▶ [YOUR GOAL] Quote each record exactly, please, leaving none out.
------ RECORDS FOR THE EXERCISE
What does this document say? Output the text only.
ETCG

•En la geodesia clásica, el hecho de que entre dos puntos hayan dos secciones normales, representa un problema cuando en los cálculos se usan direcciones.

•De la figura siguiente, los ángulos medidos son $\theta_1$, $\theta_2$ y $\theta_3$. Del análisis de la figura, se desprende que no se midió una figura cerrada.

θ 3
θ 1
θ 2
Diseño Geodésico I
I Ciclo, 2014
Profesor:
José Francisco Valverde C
------------
▶ [RESULT]
What does this document say? Output the text only.
ETCG

•En la geodesia clásica, el hecho de que entre dos puntos hayan dos secciones normales, representa un problema cuando en los cálculos se usan direcciones.

•De la figura siguiente, los ángulos medidos son $\theta_1$, $\theta_2$ y $\theta_3$. Del análisis de la figura, se desprende que no se midió una figura cerrada.

θ 3
θ 1
θ 2
Diseño Geodésico I
I Ciclo, 2014
Profesor:
José Francisco Valverde C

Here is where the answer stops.